> WHAT YOU NEED TO DO
Write every record out again exactly, and keep images out of it.

--

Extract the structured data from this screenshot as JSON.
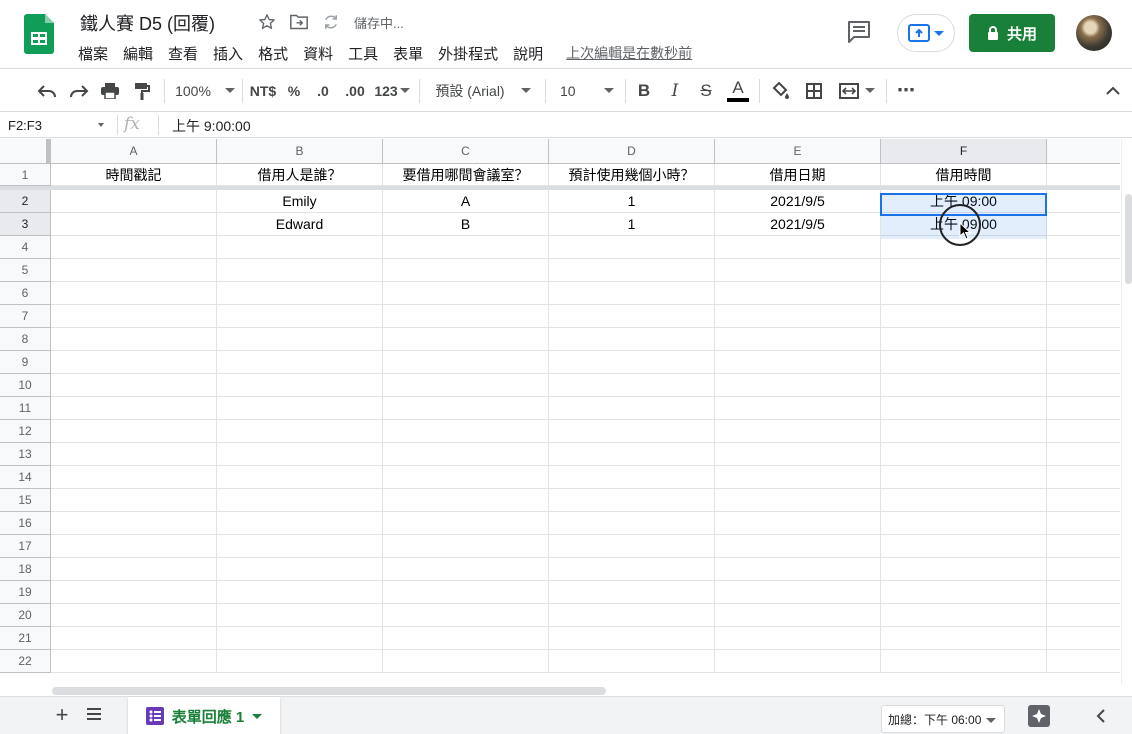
{
  "app": {
    "doc_title": "鐵人賽 D5 (回覆)",
    "saving_status": "儲存中...",
    "last_edit": "上次編輯是在數秒前"
  },
  "menu": [
    "檔案",
    "編輯",
    "查看",
    "插入",
    "格式",
    "資料",
    "工具",
    "表單",
    "外掛程式",
    "說明"
  ],
  "header_actions": {
    "share_label": "共用"
  },
  "toolbar": {
    "zoom": "100%",
    "currency": "NT$",
    "percent": "%",
    "decrease_decimal": ".0",
    "increase_decimal": ".00",
    "more_formats": "123",
    "font": "預設 (Arial)",
    "font_size": "10",
    "bold": "B",
    "italic": "I",
    "strike": "S",
    "text_color": "A",
    "more": "⋯"
  },
  "formula_bar": {
    "name_box": "F2:F3",
    "fx_label": "fx",
    "value": "上午 9:00:00"
  },
  "grid": {
    "columns": [
      "A",
      "B",
      "C",
      "D",
      "E",
      "F"
    ],
    "selected_column": "F",
    "row_numbers": [
      "1",
      "2",
      "3",
      "4",
      "5",
      "6",
      "7",
      "8",
      "9",
      "10",
      "11",
      "12",
      "13",
      "14",
      "15",
      "16",
      "17",
      "18",
      "19",
      "20",
      "21",
      "22"
    ],
    "selected_rows": [
      "2",
      "3"
    ],
    "rows": [
      [
        "時間戳記",
        "借用人是誰？",
        "要借用哪間會議室？",
        "預計使用幾個小時？",
        "借用日期",
        "借用時間"
      ],
      [
        "",
        "Emily",
        "A",
        "1",
        "2021/9/5",
        "上午 09:00"
      ],
      [
        "",
        "Edward",
        "B",
        "1",
        "2021/9/5",
        "上午 09:00"
      ]
    ]
  },
  "bottom": {
    "add_sheet": "+",
    "sheet_tab": "表單回應 1",
    "sum_label": "加總：下午 06:00"
  },
  "colors": {
    "accent_green": "#188038",
    "selection_blue": "#1a73e8"
  }
}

--

> SOLUTION TO THIS TASK
Extract the structured data from this screenshot as JSON.
{
  "app": {
    "doc_title": "鐵人賽 D5 (回覆)",
    "saving_status": "儲存中...",
    "last_edit": "上次編輯是在數秒前"
  },
  "menu": [
    "檔案",
    "編輯",
    "查看",
    "插入",
    "格式",
    "資料",
    "工具",
    "表單",
    "外掛程式",
    "說明"
  ],
  "header_actions": {
    "share_label": "共用"
  },
  "toolbar": {
    "zoom": "100%",
    "currency": "NT$",
    "percent": "%",
    "decrease_decimal": ".0",
    "increase_decimal": ".00",
    "more_formats": "123",
    "font": "預設 (Arial)",
    "font_size": "10",
    "bold": "B",
    "italic": "I",
    "strike": "S",
    "text_color": "A",
    "more": "⋯"
  },
  "formula_bar": {
    "name_box": "F2:F3",
    "fx_label": "fx",
    "value": "上午 9:00:00"
  },
  "grid": {
    "columns": [
      "A",
      "B",
      "C",
      "D",
      "E",
      "F"
    ],
    "selected_column": "F",
    "row_numbers": [
      "1",
      "2",
      "3",
      "4",
      "5",
      "6",
      "7",
      "8",
      "9",
      "10",
      "11",
      "12",
      "13",
      "14",
      "15",
      "16",
      "17",
      "18",
      "19",
      "20",
      "21",
      "22"
    ],
    "selected_rows": [
      "2",
      "3"
    ],
    "rows": [
      [
        "時間戳記",
        "借用人是誰？",
        "要借用哪間會議室？",
        "預計使用幾個小時？",
        "借用日期",
        "借用時間"
      ],
      [
        "",
        "Emily",
        "A",
        "1",
        "2021/9/5",
        "上午 09:00"
      ],
      [
        "",
        "Edward",
        "B",
        "1",
        "2021/9/5",
        "上午 09:00"
      ]
    ]
  },
  "bottom": {
    "add_sheet": "+",
    "sheet_tab": "表單回應 1",
    "sum_label": "加總：下午 06:00"
  },
  "colors": {
    "accent_green": "#188038",
    "selection_blue": "#1a73e8"
  }
}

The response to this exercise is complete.